• Set task
Switch "toolbar" to "header" in the part of the rows that opens with the line containing "try-again-button[interactable]: Try Again" and closes with the line containing "signal-icon — [331, 17, 349, 41]", and give those lines back with nothing else changed.

-- START Input --

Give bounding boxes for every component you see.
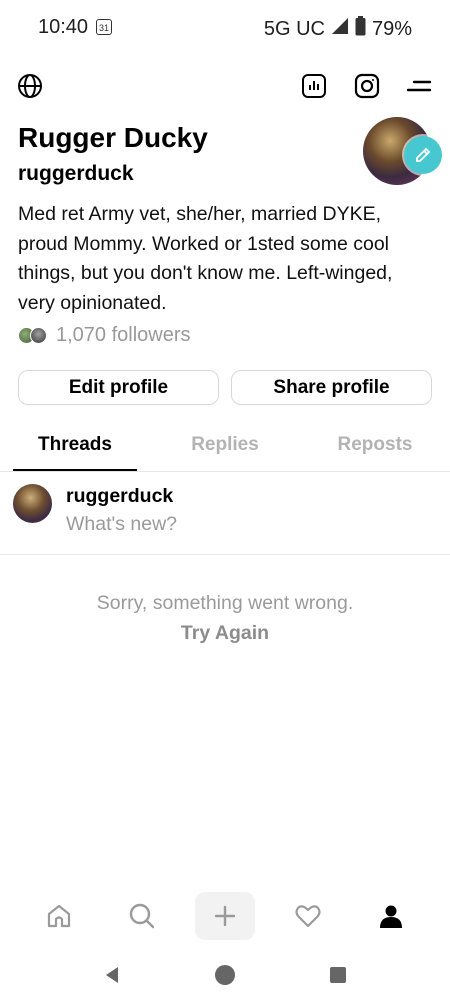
try-again-button[interactable]: Try Again — [0, 622, 450, 645]
edit-profile-button[interactable]: Edit profile — [18, 370, 219, 405]
share-profile-button[interactable]: Share profile — [231, 370, 432, 405]
calendar-icon: 31 — [96, 19, 112, 35]
profile-toolbar — [0, 68, 450, 104]
create-icon[interactable] — [195, 892, 255, 940]
signal-icon — [331, 17, 349, 41]
followers-row[interactable]: 1,070 followers — [18, 322, 191, 348]
composer-handle: ruggerduck — [66, 485, 174, 507]
profile-handle: ruggerduck — [18, 162, 134, 185]
profile-name: Rugger Ducky — [18, 122, 208, 153]
network-label: 5G UC — [263, 17, 325, 40]
search-icon[interactable] — [112, 892, 172, 940]
profile-bio: Med ret Army vet, she/her, married DYKE,… — [18, 203, 393, 314]
status-time: 10:40 — [38, 16, 89, 38]
tab-threads[interactable]: Threads — [0, 418, 150, 471]
status-indicators: 5G UC 79% — [264, 16, 412, 42]
globe-icon[interactable] — [12, 68, 48, 104]
battery-label: 79% — [371, 17, 412, 40]
home-icon[interactable] — [29, 892, 89, 940]
system-nav — [0, 955, 450, 995]
profile-tabs: Threads Replies Reposts — [0, 418, 450, 472]
menu-icon[interactable] — [401, 68, 437, 104]
edit-avatar-icon[interactable] — [404, 136, 442, 174]
activity-icon[interactable] — [278, 892, 338, 940]
tab-replies[interactable]: Replies — [150, 418, 300, 471]
follower-avatar — [30, 326, 47, 344]
recents-icon[interactable] — [326, 963, 350, 987]
back-icon[interactable] — [100, 963, 124, 987]
composer-input[interactable]: What's new? — [66, 513, 177, 536]
insights-icon[interactable] — [296, 68, 332, 104]
tab-reposts[interactable]: Reposts — [300, 418, 450, 471]
bottom-nav — [0, 888, 450, 944]
avatar — [13, 484, 52, 523]
battery-icon — [355, 16, 366, 42]
profile-icon[interactable] — [361, 892, 421, 940]
status-bar: 10:40 31 5G UC 79% — [0, 0, 450, 56]
instagram-icon[interactable] — [349, 68, 385, 104]
error-message: Sorry, something went wrong. — [96, 592, 354, 614]
home-circle-icon[interactable] — [213, 963, 237, 987]
thread-composer[interactable]: ruggerduck What's new? — [0, 472, 450, 555]
active-tab-indicator — [13, 469, 137, 471]
followers-count: 1,070 followers — [56, 323, 191, 346]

-- END Input --

• Task response
try-again-button[interactable]: Try Again — [0, 622, 450, 645]
edit-profile-button[interactable]: Edit profile — [18, 370, 219, 405]
share-profile-button[interactable]: Share profile — [231, 370, 432, 405]
calendar-icon: 31 — [96, 19, 112, 35]
profile-header — [0, 68, 450, 104]
create-icon[interactable] — [195, 892, 255, 940]
signal-icon — [331, 17, 349, 41]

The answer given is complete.